** Start RECORDS FOR PROCESSING **

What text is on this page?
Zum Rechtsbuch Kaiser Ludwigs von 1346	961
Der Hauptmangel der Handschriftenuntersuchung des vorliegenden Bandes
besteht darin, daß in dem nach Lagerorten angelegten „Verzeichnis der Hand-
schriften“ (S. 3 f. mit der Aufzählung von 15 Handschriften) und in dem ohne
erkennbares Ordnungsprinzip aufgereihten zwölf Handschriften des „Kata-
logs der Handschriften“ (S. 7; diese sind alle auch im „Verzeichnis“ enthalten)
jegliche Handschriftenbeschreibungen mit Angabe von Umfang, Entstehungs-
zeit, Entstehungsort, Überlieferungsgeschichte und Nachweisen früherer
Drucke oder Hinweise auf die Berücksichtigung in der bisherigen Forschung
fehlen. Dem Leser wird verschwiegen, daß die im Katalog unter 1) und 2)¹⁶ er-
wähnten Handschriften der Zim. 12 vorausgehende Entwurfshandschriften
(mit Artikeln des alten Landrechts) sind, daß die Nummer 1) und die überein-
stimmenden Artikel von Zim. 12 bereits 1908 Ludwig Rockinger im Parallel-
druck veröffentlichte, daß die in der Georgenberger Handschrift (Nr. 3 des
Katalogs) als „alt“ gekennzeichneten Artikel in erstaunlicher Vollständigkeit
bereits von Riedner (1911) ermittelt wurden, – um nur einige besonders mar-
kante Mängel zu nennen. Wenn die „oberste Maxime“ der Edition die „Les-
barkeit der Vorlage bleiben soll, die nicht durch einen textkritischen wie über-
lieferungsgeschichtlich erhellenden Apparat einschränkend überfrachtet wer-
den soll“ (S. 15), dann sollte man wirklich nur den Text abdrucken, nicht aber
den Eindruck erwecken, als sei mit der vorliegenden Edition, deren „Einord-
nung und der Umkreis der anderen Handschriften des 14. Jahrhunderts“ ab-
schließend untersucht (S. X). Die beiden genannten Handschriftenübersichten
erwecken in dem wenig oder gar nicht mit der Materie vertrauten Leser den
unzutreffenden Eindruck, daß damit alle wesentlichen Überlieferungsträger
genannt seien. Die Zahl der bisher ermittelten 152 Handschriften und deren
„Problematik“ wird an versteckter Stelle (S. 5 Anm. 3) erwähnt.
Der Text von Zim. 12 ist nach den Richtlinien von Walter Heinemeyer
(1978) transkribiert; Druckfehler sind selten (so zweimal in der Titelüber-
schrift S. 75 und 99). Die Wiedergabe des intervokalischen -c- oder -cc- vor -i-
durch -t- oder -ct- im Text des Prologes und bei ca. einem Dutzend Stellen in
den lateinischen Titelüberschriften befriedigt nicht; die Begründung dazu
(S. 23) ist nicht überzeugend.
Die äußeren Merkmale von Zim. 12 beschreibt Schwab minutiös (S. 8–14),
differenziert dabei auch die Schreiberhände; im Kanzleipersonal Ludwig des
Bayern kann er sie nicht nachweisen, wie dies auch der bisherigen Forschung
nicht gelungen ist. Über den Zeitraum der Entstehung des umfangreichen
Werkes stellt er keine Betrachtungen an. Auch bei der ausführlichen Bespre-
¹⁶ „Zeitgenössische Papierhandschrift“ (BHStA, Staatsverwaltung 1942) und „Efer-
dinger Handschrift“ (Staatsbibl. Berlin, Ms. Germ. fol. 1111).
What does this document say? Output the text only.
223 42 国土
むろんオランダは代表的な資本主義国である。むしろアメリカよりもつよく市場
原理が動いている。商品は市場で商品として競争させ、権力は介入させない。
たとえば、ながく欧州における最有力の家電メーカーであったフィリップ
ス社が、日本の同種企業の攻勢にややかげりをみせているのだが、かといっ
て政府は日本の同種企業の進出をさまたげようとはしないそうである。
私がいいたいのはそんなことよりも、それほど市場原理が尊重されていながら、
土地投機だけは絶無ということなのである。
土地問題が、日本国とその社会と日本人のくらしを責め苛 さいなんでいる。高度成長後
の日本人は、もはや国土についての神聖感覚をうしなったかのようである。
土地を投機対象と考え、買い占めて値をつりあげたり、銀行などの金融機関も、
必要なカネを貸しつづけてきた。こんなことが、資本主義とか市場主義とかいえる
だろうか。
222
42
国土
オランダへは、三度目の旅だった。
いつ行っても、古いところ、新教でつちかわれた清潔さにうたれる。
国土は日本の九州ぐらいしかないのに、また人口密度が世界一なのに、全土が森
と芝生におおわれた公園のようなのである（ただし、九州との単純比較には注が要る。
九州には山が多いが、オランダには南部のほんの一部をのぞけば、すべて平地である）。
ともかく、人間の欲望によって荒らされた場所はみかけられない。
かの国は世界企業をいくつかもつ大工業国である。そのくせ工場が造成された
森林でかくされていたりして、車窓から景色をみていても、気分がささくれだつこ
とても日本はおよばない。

** End RECORDS FOR PROCESSING **

Which lines in the records above contain the string "this"? Copy each one.

What text is on this page?
What does this document say? Output the text only.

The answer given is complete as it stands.